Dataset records
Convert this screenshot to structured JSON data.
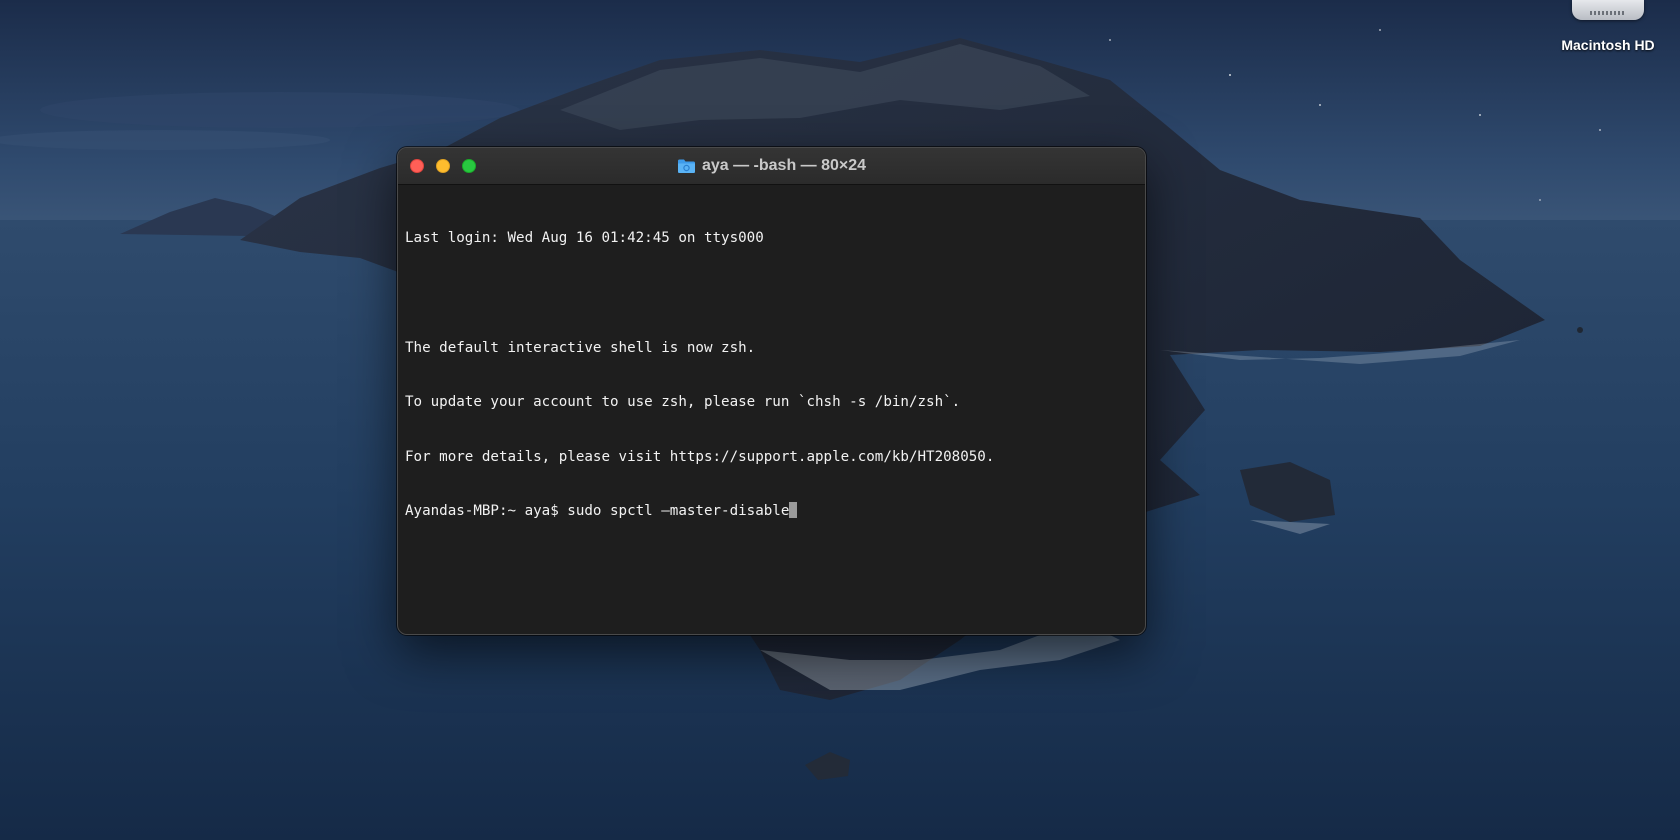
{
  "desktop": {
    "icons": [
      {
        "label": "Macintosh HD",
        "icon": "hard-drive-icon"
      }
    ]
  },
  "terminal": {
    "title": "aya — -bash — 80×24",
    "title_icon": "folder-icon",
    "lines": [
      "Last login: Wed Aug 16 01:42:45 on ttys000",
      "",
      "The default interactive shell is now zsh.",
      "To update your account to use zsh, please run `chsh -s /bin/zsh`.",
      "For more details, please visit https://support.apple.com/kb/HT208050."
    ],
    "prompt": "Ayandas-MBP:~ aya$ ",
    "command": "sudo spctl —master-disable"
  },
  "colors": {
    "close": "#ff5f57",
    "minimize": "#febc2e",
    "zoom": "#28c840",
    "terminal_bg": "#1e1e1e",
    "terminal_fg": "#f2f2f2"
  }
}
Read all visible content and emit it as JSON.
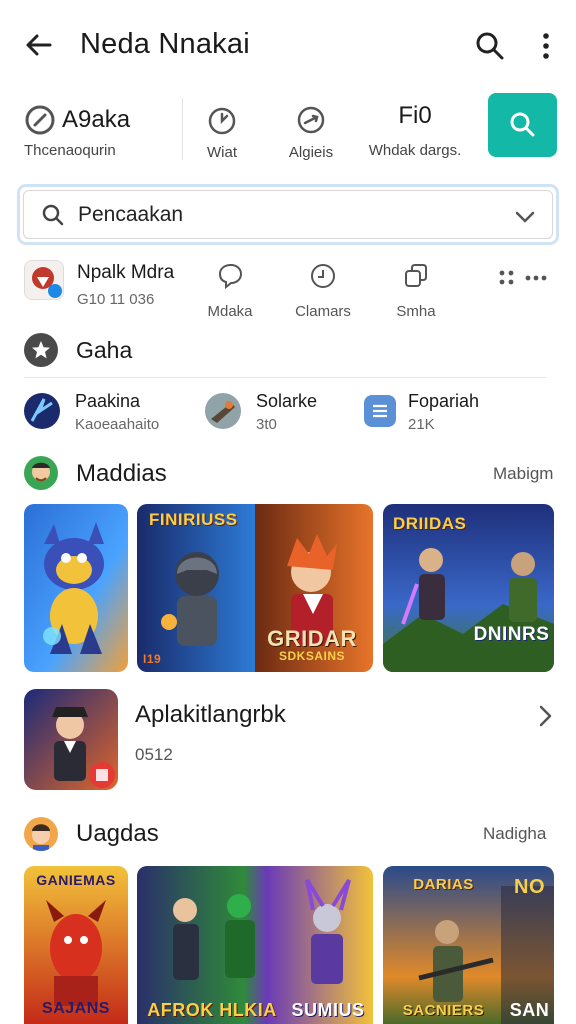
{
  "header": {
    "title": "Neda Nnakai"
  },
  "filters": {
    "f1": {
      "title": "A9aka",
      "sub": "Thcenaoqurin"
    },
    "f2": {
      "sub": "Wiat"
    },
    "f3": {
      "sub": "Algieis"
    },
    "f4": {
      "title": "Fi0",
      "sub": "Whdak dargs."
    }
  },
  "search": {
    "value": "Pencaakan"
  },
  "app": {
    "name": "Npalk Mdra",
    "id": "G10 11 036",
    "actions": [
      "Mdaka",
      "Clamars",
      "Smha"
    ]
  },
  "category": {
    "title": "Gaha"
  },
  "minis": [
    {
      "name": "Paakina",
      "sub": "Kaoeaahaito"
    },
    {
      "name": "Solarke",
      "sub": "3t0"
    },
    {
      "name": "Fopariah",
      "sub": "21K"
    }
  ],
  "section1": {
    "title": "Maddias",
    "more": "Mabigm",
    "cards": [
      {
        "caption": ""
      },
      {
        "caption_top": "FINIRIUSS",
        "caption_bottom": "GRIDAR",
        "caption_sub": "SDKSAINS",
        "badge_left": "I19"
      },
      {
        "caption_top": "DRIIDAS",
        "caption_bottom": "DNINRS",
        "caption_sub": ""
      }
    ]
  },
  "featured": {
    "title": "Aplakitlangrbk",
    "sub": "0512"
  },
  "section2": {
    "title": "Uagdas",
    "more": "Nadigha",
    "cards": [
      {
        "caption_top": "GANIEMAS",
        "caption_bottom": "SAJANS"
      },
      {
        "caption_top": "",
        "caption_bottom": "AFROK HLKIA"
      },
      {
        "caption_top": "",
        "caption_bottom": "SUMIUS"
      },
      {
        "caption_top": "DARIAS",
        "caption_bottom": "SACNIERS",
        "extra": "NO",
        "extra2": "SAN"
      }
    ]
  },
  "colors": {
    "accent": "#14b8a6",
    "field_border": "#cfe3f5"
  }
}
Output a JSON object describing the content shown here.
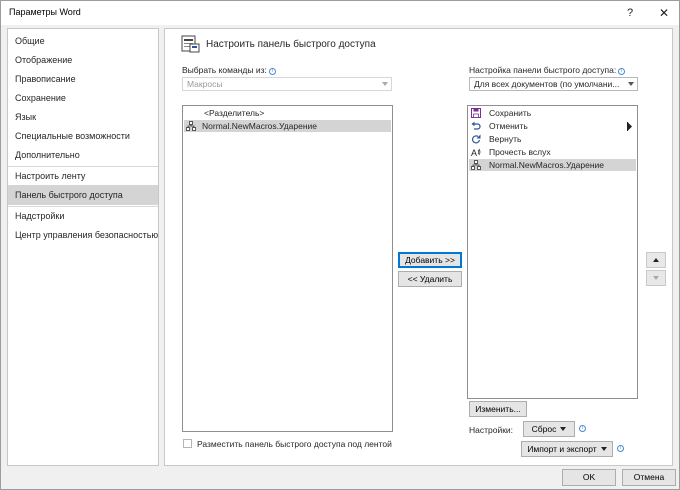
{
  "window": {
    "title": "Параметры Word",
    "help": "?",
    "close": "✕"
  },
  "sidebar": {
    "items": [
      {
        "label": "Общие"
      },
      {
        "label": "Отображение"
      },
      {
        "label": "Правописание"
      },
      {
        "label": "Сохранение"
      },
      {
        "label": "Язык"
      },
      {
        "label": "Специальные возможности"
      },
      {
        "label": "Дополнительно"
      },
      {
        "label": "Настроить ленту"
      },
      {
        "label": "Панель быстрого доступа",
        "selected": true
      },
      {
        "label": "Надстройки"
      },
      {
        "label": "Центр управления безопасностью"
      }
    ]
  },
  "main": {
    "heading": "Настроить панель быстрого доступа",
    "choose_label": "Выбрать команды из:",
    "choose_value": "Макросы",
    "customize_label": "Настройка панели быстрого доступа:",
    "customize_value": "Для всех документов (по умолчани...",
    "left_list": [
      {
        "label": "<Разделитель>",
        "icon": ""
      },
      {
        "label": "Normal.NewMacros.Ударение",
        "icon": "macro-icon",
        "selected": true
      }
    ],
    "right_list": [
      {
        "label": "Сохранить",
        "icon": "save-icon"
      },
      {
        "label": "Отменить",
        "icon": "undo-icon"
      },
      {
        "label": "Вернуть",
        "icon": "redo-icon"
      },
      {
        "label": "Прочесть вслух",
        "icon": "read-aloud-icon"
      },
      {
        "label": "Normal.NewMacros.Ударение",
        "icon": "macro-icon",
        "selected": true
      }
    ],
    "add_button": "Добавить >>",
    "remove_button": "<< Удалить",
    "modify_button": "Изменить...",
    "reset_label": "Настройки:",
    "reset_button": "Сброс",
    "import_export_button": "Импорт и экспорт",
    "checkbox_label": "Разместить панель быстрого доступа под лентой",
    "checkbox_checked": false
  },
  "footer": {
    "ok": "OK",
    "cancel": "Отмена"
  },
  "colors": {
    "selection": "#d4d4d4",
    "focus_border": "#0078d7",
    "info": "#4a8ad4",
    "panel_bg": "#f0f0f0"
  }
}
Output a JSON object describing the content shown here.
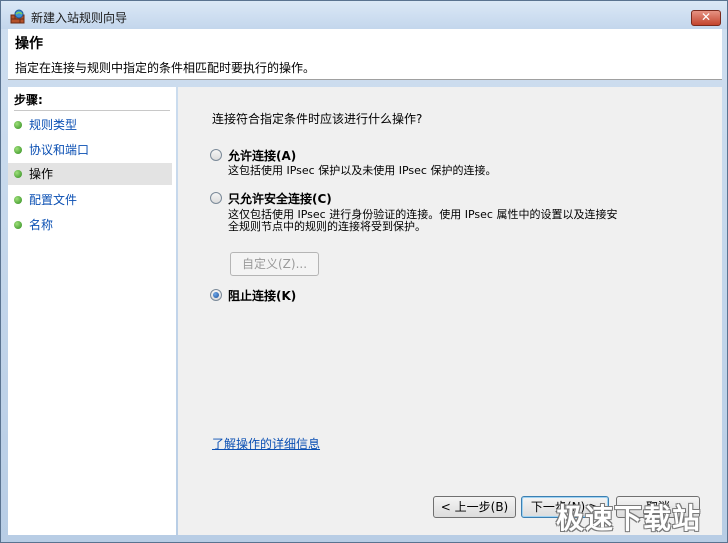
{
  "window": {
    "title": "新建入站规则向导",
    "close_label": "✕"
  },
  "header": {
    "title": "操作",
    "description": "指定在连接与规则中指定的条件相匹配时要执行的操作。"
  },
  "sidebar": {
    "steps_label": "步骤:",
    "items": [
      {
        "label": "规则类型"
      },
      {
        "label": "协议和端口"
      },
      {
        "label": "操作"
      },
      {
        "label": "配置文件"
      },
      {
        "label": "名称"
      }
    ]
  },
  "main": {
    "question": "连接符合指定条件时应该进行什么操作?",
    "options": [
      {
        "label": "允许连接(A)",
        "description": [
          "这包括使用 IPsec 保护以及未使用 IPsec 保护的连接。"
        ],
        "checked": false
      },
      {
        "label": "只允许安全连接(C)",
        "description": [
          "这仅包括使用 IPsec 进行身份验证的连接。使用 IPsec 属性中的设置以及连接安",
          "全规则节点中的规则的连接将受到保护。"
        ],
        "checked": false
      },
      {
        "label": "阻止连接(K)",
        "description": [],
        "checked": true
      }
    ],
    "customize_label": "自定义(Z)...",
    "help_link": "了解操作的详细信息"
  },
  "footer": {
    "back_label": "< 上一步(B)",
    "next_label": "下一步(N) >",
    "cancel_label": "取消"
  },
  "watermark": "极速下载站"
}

◆ **Task instructions**
In the entries above, identify every line with the string "Настроить".

◆ **The response**
        "label": "Настроить ленту"
    "heading": "Настроить панель быстрого доступа",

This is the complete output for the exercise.